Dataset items
--- start ---

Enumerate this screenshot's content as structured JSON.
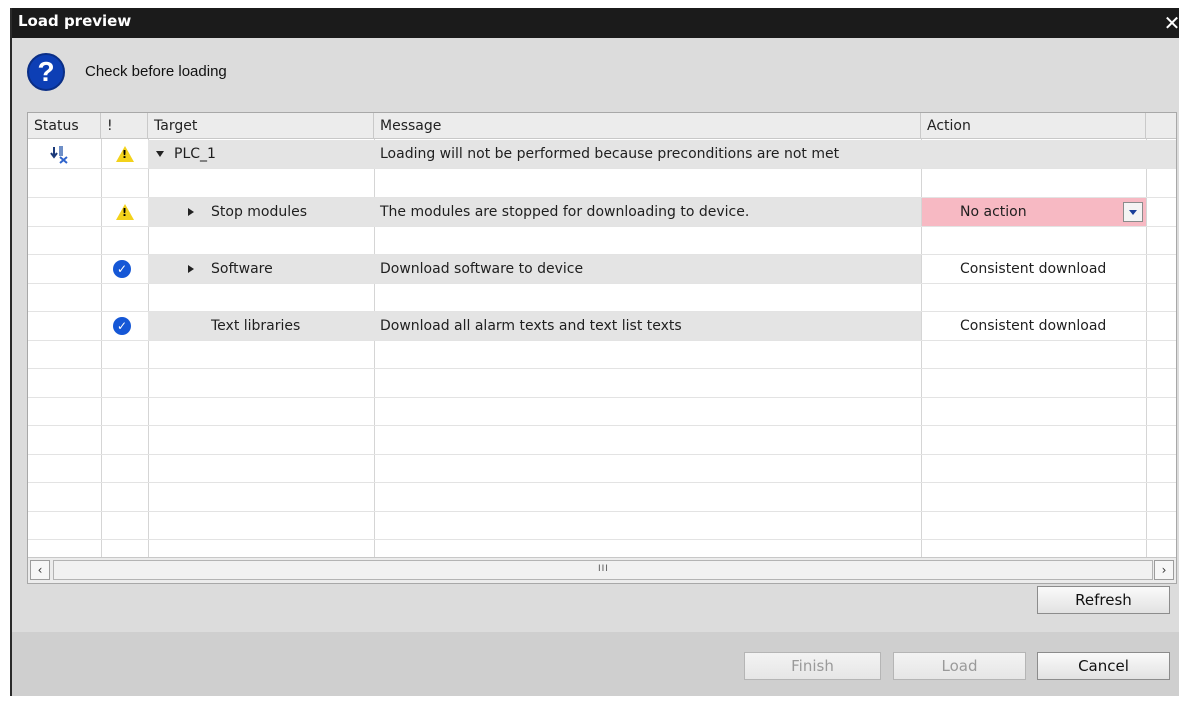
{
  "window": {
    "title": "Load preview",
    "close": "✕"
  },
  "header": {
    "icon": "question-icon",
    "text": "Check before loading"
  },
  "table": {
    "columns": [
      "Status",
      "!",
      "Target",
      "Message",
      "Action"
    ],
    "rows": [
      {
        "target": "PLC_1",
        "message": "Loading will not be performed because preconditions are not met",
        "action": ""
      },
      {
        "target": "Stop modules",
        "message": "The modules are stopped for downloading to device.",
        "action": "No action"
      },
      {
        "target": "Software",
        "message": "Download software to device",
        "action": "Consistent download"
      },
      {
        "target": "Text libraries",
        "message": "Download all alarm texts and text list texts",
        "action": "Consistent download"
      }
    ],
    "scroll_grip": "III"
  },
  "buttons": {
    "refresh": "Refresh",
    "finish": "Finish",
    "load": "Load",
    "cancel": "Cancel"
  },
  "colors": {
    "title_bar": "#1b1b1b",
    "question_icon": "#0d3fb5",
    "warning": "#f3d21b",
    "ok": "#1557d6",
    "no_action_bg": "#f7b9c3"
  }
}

--- end ---
--- start ---

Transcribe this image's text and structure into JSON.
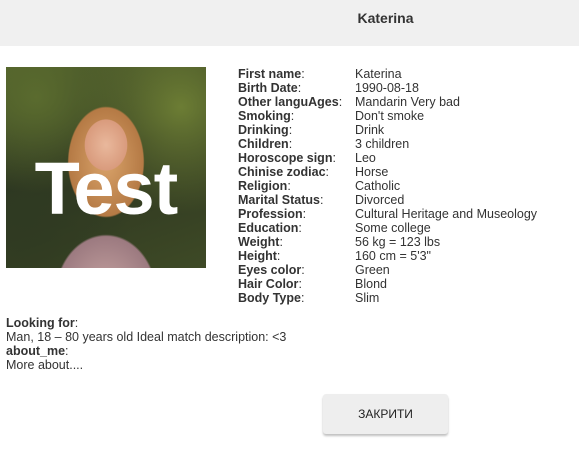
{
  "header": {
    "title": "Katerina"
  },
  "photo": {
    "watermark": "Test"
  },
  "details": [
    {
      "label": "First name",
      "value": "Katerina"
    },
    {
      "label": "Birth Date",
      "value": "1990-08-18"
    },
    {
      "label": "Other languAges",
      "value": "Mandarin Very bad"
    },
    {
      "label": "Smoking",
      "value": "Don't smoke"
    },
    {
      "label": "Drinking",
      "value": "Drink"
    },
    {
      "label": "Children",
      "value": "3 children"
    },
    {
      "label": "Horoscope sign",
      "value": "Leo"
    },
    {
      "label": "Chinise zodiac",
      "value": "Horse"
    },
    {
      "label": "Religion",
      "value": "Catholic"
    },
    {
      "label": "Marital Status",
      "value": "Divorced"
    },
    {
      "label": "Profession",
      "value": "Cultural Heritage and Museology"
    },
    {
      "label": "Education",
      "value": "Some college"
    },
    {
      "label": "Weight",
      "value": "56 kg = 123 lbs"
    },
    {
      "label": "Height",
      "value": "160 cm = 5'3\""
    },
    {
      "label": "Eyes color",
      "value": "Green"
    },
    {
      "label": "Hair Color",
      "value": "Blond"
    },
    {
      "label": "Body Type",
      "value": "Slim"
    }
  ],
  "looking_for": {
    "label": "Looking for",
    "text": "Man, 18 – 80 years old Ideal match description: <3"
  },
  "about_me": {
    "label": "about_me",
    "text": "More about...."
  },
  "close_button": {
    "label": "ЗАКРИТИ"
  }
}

--- end ---

### [INSTRUCTION]
How many lines of these entries contain "JSON"? Answer with the number and nothing else.

### [THE SOLUTION]
2